**Provided data:**
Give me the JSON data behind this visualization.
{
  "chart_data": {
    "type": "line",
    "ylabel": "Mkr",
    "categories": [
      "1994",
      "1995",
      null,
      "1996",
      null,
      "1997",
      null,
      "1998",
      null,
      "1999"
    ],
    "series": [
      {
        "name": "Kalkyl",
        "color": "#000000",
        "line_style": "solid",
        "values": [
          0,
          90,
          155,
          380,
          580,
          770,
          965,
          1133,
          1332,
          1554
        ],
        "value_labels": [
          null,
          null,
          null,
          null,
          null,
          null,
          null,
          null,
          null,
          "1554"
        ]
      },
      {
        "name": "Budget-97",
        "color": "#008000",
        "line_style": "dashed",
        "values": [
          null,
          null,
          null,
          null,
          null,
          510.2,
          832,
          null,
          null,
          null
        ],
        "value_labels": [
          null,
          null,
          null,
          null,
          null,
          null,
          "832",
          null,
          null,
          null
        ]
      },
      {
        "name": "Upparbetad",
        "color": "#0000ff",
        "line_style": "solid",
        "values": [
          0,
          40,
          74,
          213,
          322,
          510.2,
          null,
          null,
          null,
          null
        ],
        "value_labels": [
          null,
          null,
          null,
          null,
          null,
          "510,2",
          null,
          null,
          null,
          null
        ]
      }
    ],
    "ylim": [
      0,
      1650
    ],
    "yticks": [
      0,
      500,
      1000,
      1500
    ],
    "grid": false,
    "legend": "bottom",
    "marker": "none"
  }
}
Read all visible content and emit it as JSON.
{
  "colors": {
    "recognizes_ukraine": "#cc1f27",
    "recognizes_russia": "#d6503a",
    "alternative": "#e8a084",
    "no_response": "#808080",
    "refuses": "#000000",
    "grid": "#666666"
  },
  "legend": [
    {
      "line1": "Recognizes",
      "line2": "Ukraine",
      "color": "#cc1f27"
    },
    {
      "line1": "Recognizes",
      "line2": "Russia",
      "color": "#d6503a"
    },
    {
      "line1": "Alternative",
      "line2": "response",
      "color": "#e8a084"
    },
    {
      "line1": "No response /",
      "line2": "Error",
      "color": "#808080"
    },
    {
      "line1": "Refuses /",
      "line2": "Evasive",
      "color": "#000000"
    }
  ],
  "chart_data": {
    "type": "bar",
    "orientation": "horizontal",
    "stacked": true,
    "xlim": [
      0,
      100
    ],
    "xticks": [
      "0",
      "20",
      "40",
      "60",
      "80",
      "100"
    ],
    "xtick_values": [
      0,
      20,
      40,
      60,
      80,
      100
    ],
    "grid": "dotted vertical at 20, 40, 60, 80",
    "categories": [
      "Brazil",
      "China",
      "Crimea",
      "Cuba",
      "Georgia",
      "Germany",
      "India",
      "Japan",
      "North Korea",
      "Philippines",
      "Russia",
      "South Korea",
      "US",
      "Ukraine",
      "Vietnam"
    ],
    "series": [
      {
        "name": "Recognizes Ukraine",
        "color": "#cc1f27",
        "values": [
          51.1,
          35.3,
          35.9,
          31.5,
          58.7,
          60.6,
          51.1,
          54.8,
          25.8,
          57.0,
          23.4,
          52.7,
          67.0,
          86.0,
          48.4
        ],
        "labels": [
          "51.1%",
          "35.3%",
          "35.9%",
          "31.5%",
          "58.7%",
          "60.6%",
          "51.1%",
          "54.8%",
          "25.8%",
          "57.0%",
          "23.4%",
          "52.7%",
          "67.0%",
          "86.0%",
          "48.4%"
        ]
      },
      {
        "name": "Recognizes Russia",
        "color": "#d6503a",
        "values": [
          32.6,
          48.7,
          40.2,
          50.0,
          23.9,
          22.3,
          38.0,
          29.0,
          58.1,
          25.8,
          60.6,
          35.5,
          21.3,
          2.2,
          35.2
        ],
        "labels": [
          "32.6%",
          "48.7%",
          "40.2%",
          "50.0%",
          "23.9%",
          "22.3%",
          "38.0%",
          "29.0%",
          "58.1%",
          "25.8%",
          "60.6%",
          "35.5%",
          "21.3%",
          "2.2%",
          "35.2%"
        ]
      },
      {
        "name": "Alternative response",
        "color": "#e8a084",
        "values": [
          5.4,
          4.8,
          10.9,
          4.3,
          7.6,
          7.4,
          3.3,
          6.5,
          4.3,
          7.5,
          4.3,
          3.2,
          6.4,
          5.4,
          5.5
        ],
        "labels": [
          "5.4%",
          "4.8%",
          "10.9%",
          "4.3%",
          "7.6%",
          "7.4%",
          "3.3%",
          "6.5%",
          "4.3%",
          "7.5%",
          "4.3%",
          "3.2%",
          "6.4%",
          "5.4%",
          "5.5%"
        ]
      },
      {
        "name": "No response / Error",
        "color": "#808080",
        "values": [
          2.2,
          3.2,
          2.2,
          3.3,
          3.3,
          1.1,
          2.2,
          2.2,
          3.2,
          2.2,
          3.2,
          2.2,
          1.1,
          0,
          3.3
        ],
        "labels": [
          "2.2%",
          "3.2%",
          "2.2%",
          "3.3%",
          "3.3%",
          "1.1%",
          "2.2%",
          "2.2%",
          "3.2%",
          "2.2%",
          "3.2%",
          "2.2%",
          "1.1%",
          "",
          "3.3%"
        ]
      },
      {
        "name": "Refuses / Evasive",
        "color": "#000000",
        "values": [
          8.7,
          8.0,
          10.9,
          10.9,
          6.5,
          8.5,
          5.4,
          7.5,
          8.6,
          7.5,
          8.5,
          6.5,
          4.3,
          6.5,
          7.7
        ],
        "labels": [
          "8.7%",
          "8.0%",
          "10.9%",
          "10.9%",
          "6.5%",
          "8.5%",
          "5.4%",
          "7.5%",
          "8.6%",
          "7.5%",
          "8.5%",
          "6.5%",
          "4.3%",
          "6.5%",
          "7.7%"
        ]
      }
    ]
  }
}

**Your instructions:**
Pick out each line containing the string "JSON" and copy it.

**Expected answer:**
Give me the JSON data behind this visualization.
Read all visible content and emit it as JSON.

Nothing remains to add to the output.